[START Record excerpts]
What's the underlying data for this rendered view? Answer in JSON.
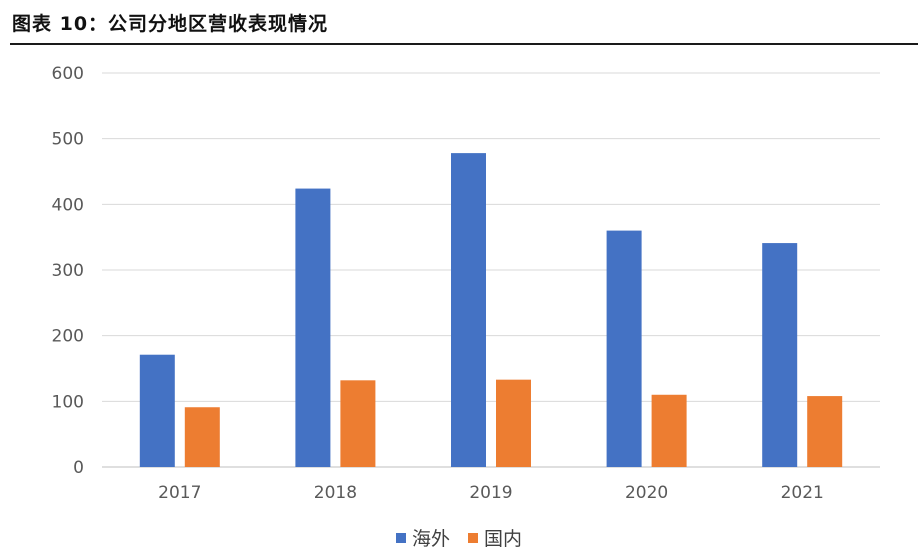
{
  "title": "图表 10：公司分地区营收表现情况",
  "chart_data": {
    "type": "bar",
    "title": "",
    "xlabel": "",
    "ylabel": "",
    "categories": [
      "2017",
      "2018",
      "2019",
      "2020",
      "2021"
    ],
    "series": [
      {
        "name": "海外",
        "color": "#4472C4",
        "values": [
          171,
          424,
          478,
          360,
          341
        ]
      },
      {
        "name": "国内",
        "color": "#ED7D31",
        "values": [
          91,
          132,
          133,
          110,
          108
        ]
      }
    ],
    "ylim": [
      0,
      600
    ],
    "yticks": [
      0,
      100,
      200,
      300,
      400,
      500,
      600
    ],
    "grid": true,
    "legend": "bottom-center"
  }
}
[END Record excerpts]
• _Aim_: Print the complete listing exactly, apart from any pictures.

• _Response to this task_:
What's the underlying data for this rendered view? Answer in JSON.
{
  "title": "图表 10：公司分地区营收表现情况",
  "chart_data": {
    "type": "bar",
    "title": "",
    "xlabel": "",
    "ylabel": "",
    "categories": [
      "2017",
      "2018",
      "2019",
      "2020",
      "2021"
    ],
    "series": [
      {
        "name": "海外",
        "color": "#4472C4",
        "values": [
          171,
          424,
          478,
          360,
          341
        ]
      },
      {
        "name": "国内",
        "color": "#ED7D31",
        "values": [
          91,
          132,
          133,
          110,
          108
        ]
      }
    ],
    "ylim": [
      0,
      600
    ],
    "yticks": [
      0,
      100,
      200,
      300,
      400,
      500,
      600
    ],
    "grid": true,
    "legend": "bottom-center"
  }
}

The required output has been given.